Short problem: Copy nothing but the text: repeat each entry exactly and drop the images.

Rows from a dataset:
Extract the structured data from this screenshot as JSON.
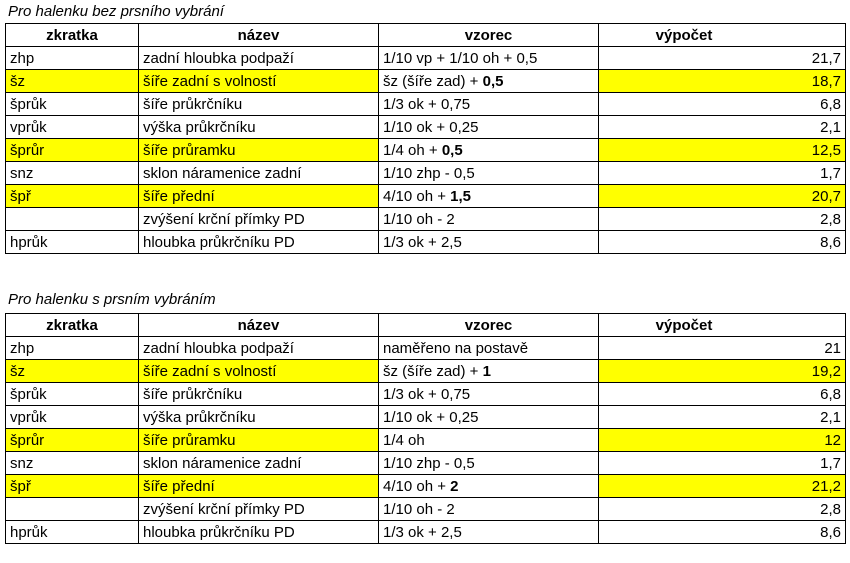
{
  "colors": {
    "highlight": "#ffff00"
  },
  "sections": [
    {
      "caption": "Pro halenku bez prsního vybrání",
      "headers": [
        "zkratka",
        "název",
        "vzorec",
        "výpočet"
      ],
      "rows": [
        {
          "abbr": "zhp",
          "name": "zadní hloubka podpaží",
          "formula": "1/10 vp + 1/10 oh + 0,5",
          "formula_bold": "",
          "value": "21,7",
          "highlight": false
        },
        {
          "abbr": "šz",
          "name": "šíře zadní s volností",
          "formula": "šz (šíře zad) + ",
          "formula_bold": "0,5",
          "value": "18,7",
          "highlight": true
        },
        {
          "abbr": "šprůk",
          "name": "šíře průkrčníku",
          "formula": "1/3 ok + 0,75",
          "formula_bold": "",
          "value": "6,8",
          "highlight": false
        },
        {
          "abbr": "vprůk",
          "name": "výška průkrčníku",
          "formula": "1/10 ok + 0,25",
          "formula_bold": "",
          "value": "2,1",
          "highlight": false
        },
        {
          "abbr": "šprůr",
          "name": "šíře průramku",
          "formula": "1/4 oh + ",
          "formula_bold": "0,5",
          "value": "12,5",
          "highlight": true
        },
        {
          "abbr": "snz",
          "name": "sklon náramenice zadní",
          "formula": "1/10 zhp - 0,5",
          "formula_bold": "",
          "value": "1,7",
          "highlight": false
        },
        {
          "abbr": "špř",
          "name": "šíře přední",
          "formula": "4/10 oh + ",
          "formula_bold": "1,5",
          "value": "20,7",
          "highlight": true
        },
        {
          "abbr": "",
          "name": "zvýšení krční přímky PD",
          "formula": "1/10 oh - 2",
          "formula_bold": "",
          "value": "2,8",
          "highlight": false
        },
        {
          "abbr": "hprůk",
          "name": "hloubka průkrčníku PD",
          "formula": "1/3 ok + 2,5",
          "formula_bold": "",
          "value": "8,6",
          "highlight": false
        }
      ]
    },
    {
      "caption": "Pro halenku s prsním vybráním",
      "headers": [
        "zkratka",
        "název",
        "vzorec",
        "výpočet"
      ],
      "rows": [
        {
          "abbr": "zhp",
          "name": "zadní hloubka podpaží",
          "formula": "naměřeno na postavě",
          "formula_bold": "",
          "value": "21",
          "highlight": false
        },
        {
          "abbr": "šz",
          "name": "šíře zadní s volností",
          "formula": "šz (šíře zad) + ",
          "formula_bold": "1",
          "value": "19,2",
          "highlight": true
        },
        {
          "abbr": "šprůk",
          "name": "šíře průkrčníku",
          "formula": "1/3 ok + 0,75",
          "formula_bold": "",
          "value": "6,8",
          "highlight": false
        },
        {
          "abbr": "vprůk",
          "name": "výška průkrčníku",
          "formula": "1/10 ok + 0,25",
          "formula_bold": "",
          "value": "2,1",
          "highlight": false
        },
        {
          "abbr": "šprůr",
          "name": "šíře průramku",
          "formula": "1/4 oh",
          "formula_bold": "",
          "value": "12",
          "highlight": true
        },
        {
          "abbr": "snz",
          "name": "sklon náramenice zadní",
          "formula": "1/10 zhp - 0,5",
          "formula_bold": "",
          "value": "1,7",
          "highlight": false
        },
        {
          "abbr": "špř",
          "name": "šíře přední",
          "formula": "4/10 oh + ",
          "formula_bold": "2",
          "value": "21,2",
          "highlight": true
        },
        {
          "abbr": "",
          "name": "zvýšení krční přímky PD",
          "formula": "1/10 oh - 2",
          "formula_bold": "",
          "value": "2,8",
          "highlight": false
        },
        {
          "abbr": "hprůk",
          "name": "hloubka průkrčníku PD",
          "formula": "1/3 ok + 2,5",
          "formula_bold": "",
          "value": "8,6",
          "highlight": false
        }
      ]
    }
  ]
}
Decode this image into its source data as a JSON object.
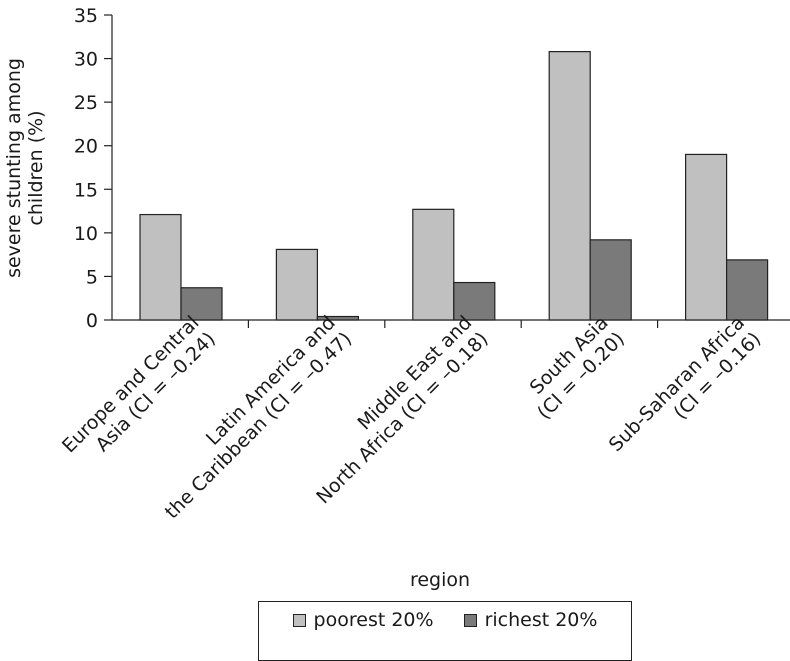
{
  "chart_data": {
    "type": "bar",
    "categories": [
      [
        "Europe and Central",
        "Asia (CI = –0.24)"
      ],
      [
        "Latin America and",
        "the Caribbean (CI = –0.47)"
      ],
      [
        "Middle East and",
        "North Africa (CI = –0.18)"
      ],
      [
        "South Asia",
        "(CI = –0.20)"
      ],
      [
        "Sub-Saharan Africa",
        "(CI = –0.16)"
      ]
    ],
    "series": [
      {
        "name": "poorest 20%",
        "color": "#c0c0c0",
        "values": [
          12.1,
          8.1,
          12.7,
          30.8,
          19.0
        ]
      },
      {
        "name": "richest 20%",
        "color": "#7a7a7a",
        "values": [
          3.7,
          0.4,
          4.3,
          9.2,
          6.9
        ]
      }
    ],
    "xlabel": "region",
    "ylabel": [
      "severe stunting among",
      "children (%)"
    ],
    "ylim": [
      0,
      35
    ],
    "yticks": [
      0,
      5,
      10,
      15,
      20,
      25,
      30,
      35
    ],
    "grid": false,
    "legend_position": "bottom"
  }
}
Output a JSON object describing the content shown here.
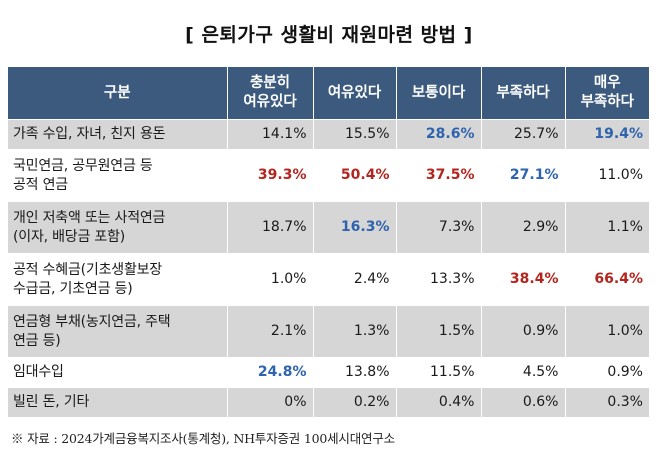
{
  "title": "[ 은퇴가구 생활비 재원마련 방법 ]",
  "table": {
    "headers": [
      "구분",
      "충분히\n여유있다",
      "여유있다",
      "보통이다",
      "부족하다",
      "매우\n부족하다"
    ],
    "rows": [
      {
        "label": "가족 수입, 자녀, 친지 용돈",
        "values": [
          "14.1%",
          "15.5%",
          "28.6%",
          "25.7%",
          "19.4%"
        ],
        "highlights": [
          "",
          "",
          "blue",
          "",
          "blue"
        ]
      },
      {
        "label": "국민연금, 공무원연금 등\n공적 연금",
        "values": [
          "39.3%",
          "50.4%",
          "37.5%",
          "27.1%",
          "11.0%"
        ],
        "highlights": [
          "red",
          "red",
          "red",
          "blue",
          ""
        ]
      },
      {
        "label": "개인 저축액 또는 사적연금\n(이자, 배당금 포함)",
        "values": [
          "18.7%",
          "16.3%",
          "7.3%",
          "2.9%",
          "1.1%"
        ],
        "highlights": [
          "",
          "blue",
          "",
          "",
          ""
        ]
      },
      {
        "label": "공적 수혜금(기초생활보장\n수급금, 기초연금 등)",
        "values": [
          "1.0%",
          "2.4%",
          "13.3%",
          "38.4%",
          "66.4%"
        ],
        "highlights": [
          "",
          "",
          "",
          "red",
          "red"
        ]
      },
      {
        "label": "연금형 부채(농지연금, 주택\n연금 등)",
        "values": [
          "2.1%",
          "1.3%",
          "1.5%",
          "0.9%",
          "1.0%"
        ],
        "highlights": [
          "",
          "",
          "",
          "",
          ""
        ]
      },
      {
        "label": "임대수입",
        "values": [
          "24.8%",
          "13.8%",
          "11.5%",
          "4.5%",
          "0.9%"
        ],
        "highlights": [
          "blue",
          "",
          "",
          "",
          ""
        ]
      },
      {
        "label": "빌린 돈, 기타",
        "values": [
          "0%",
          "0.2%",
          "0.4%",
          "0.6%",
          "0.3%"
        ],
        "highlights": [
          "",
          "",
          "",
          "",
          ""
        ]
      }
    ]
  },
  "source": "※ 자료 : 2024가계금융복지조사(통계청), NH투자증권 100세시대연구소",
  "colors": {
    "header_bg": "#3c5a7e",
    "row_shade": "#d6d6d6",
    "highlight_red": "#b3251e",
    "highlight_blue": "#2e63ae"
  }
}
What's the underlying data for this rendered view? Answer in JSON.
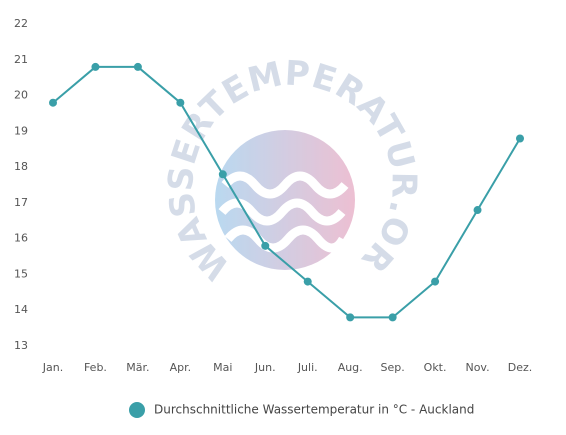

Correct output:
Extract the structured data from this screenshot as JSON.
{
  "colors": {
    "highlight": "#ffff00"
  },
  "sections": [
    {
      "caption": "Pro halenku bez prsního vybrání",
      "headers": [
        "zkratka",
        "název",
        "vzorec",
        "výpočet"
      ],
      "rows": [
        {
          "abbr": "zhp",
          "name": "zadní hloubka podpaží",
          "formula": "1/10 vp + 1/10 oh + 0,5",
          "formula_bold": "",
          "value": "21,7",
          "highlight": false
        },
        {
          "abbr": "šz",
          "name": "šíře zadní s volností",
          "formula": "šz (šíře zad) + ",
          "formula_bold": "0,5",
          "value": "18,7",
          "highlight": true
        },
        {
          "abbr": "šprůk",
          "name": "šíře průkrčníku",
          "formula": "1/3 ok + 0,75",
          "formula_bold": "",
          "value": "6,8",
          "highlight": false
        },
        {
          "abbr": "vprůk",
          "name": "výška průkrčníku",
          "formula": "1/10 ok + 0,25",
          "formula_bold": "",
          "value": "2,1",
          "highlight": false
        },
        {
          "abbr": "šprůr",
          "name": "šíře průramku",
          "formula": "1/4 oh + ",
          "formula_bold": "0,5",
          "value": "12,5",
          "highlight": true
        },
        {
          "abbr": "snz",
          "name": "sklon náramenice zadní",
          "formula": "1/10 zhp - 0,5",
          "formula_bold": "",
          "value": "1,7",
          "highlight": false
        },
        {
          "abbr": "špř",
          "name": "šíře přední",
          "formula": "4/10 oh + ",
          "formula_bold": "1,5",
          "value": "20,7",
          "highlight": true
        },
        {
          "abbr": "",
          "name": "zvýšení krční přímky PD",
          "formula": "1/10 oh - 2",
          "formula_bold": "",
          "value": "2,8",
          "highlight": false
        },
        {
          "abbr": "hprůk",
          "name": "hloubka průkrčníku PD",
          "formula": "1/3 ok + 2,5",
          "formula_bold": "",
          "value": "8,6",
          "highlight": false
        }
      ]
    },
    {
      "caption": "Pro halenku s prsním vybráním",
      "headers": [
        "zkratka",
        "název",
        "vzorec",
        "výpočet"
      ],
      "rows": [
        {
          "abbr": "zhp",
          "name": "zadní hloubka podpaží",
          "formula": "naměřeno na postavě",
          "formula_bold": "",
          "value": "21",
          "highlight": false
        },
        {
          "abbr": "šz",
          "name": "šíře zadní s volností",
          "formula": "šz (šíře zad) + ",
          "formula_bold": "1",
          "value": "19,2",
          "highlight": true
        },
        {
          "abbr": "šprůk",
          "name": "šíře průkrčníku",
          "formula": "1/3 ok + 0,75",
          "formula_bold": "",
          "value": "6,8",
          "highlight": false
        },
        {
          "abbr": "vprůk",
          "name": "výška průkrčníku",
          "formula": "1/10 ok + 0,25",
          "formula_bold": "",
          "value": "2,1",
          "highlight": false
        },
        {
          "abbr": "šprůr",
          "name": "šíře průramku",
          "formula": "1/4 oh",
          "formula_bold": "",
          "value": "12",
          "highlight": true
        },
        {
          "abbr": "snz",
          "name": "sklon náramenice zadní",
          "formula": "1/10 zhp - 0,5",
          "formula_bold": "",
          "value": "1,7",
          "highlight": false
        },
        {
          "abbr": "špř",
          "name": "šíře přední",
          "formula": "4/10 oh + ",
          "formula_bold": "2",
          "value": "21,2",
          "highlight": true
        },
        {
          "abbr": "",
          "name": "zvýšení krční přímky PD",
          "formula": "1/10 oh - 2",
          "formula_bold": "",
          "value": "2,8",
          "highlight": false
        },
        {
          "abbr": "hprůk",
          "name": "hloubka průkrčníku PD",
          "formula": "1/3 ok + 2,5",
          "formula_bold": "",
          "value": "8,6",
          "highlight": false
        }
      ]
    }
  ]
}
Decode this image into its source data as a JSON object.
{
  "chart_data": {
    "type": "bar",
    "categories": [
      [
        "Europe and Central",
        "Asia (CI = –0.24)"
      ],
      [
        "Latin America and",
        "the Caribbean (CI = –0.47)"
      ],
      [
        "Middle East and",
        "North Africa (CI = –0.18)"
      ],
      [
        "South Asia",
        "(CI = –0.20)"
      ],
      [
        "Sub-Saharan Africa",
        "(CI = –0.16)"
      ]
    ],
    "series": [
      {
        "name": "poorest 20%",
        "color": "#c0c0c0",
        "values": [
          12.1,
          8.1,
          12.7,
          30.8,
          19.0
        ]
      },
      {
        "name": "richest 20%",
        "color": "#7a7a7a",
        "values": [
          3.7,
          0.4,
          4.3,
          9.2,
          6.9
        ]
      }
    ],
    "xlabel": "region",
    "ylabel": [
      "severe stunting among",
      "children (%)"
    ],
    "ylim": [
      0,
      35
    ],
    "yticks": [
      0,
      5,
      10,
      15,
      20,
      25,
      30,
      35
    ],
    "grid": false,
    "legend_position": "bottom"
  }
}
Output a JSON object describing the content shown here.
{
  "title": "[ 은퇴가구 생활비 재원마련 방법 ]",
  "table": {
    "headers": [
      "구분",
      "충분히\n여유있다",
      "여유있다",
      "보통이다",
      "부족하다",
      "매우\n부족하다"
    ],
    "rows": [
      {
        "label": "가족 수입, 자녀, 친지 용돈",
        "values": [
          "14.1%",
          "15.5%",
          "28.6%",
          "25.7%",
          "19.4%"
        ],
        "highlights": [
          "",
          "",
          "blue",
          "",
          "blue"
        ]
      },
      {
        "label": "국민연금, 공무원연금 등\n공적 연금",
        "values": [
          "39.3%",
          "50.4%",
          "37.5%",
          "27.1%",
          "11.0%"
        ],
        "highlights": [
          "red",
          "red",
          "red",
          "blue",
          ""
        ]
      },
      {
        "label": "개인 저축액 또는 사적연금\n(이자, 배당금 포함)",
        "values": [
          "18.7%",
          "16.3%",
          "7.3%",
          "2.9%",
          "1.1%"
        ],
        "highlights": [
          "",
          "blue",
          "",
          "",
          ""
        ]
      },
      {
        "label": "공적 수혜금(기초생활보장\n수급금, 기초연금 등)",
        "values": [
          "1.0%",
          "2.4%",
          "13.3%",
          "38.4%",
          "66.4%"
        ],
        "highlights": [
          "",
          "",
          "",
          "red",
          "red"
        ]
      },
      {
        "label": "연금형 부채(농지연금, 주택\n연금 등)",
        "values": [
          "2.1%",
          "1.3%",
          "1.5%",
          "0.9%",
          "1.0%"
        ],
        "highlights": [
          "",
          "",
          "",
          "",
          ""
        ]
      },
      {
        "label": "임대수입",
        "values": [
          "24.8%",
          "13.8%",
          "11.5%",
          "4.5%",
          "0.9%"
        ],
        "highlights": [
          "blue",
          "",
          "",
          "",
          ""
        ]
      },
      {
        "label": "빌린 돈, 기타",
        "values": [
          "0%",
          "0.2%",
          "0.4%",
          "0.6%",
          "0.3%"
        ],
        "highlights": [
          "",
          "",
          "",
          "",
          ""
        ]
      }
    ]
  },
  "source": "※ 자료 : 2024가계금융복지조사(통계청), NH투자증권 100세시대연구소",
  "colors": {
    "header_bg": "#3c5a7e",
    "row_shade": "#d6d6d6",
    "highlight_red": "#b3251e",
    "highlight_blue": "#2e63ae"
  }
}
What's the underlying data for this rendered view? Answer in JSON.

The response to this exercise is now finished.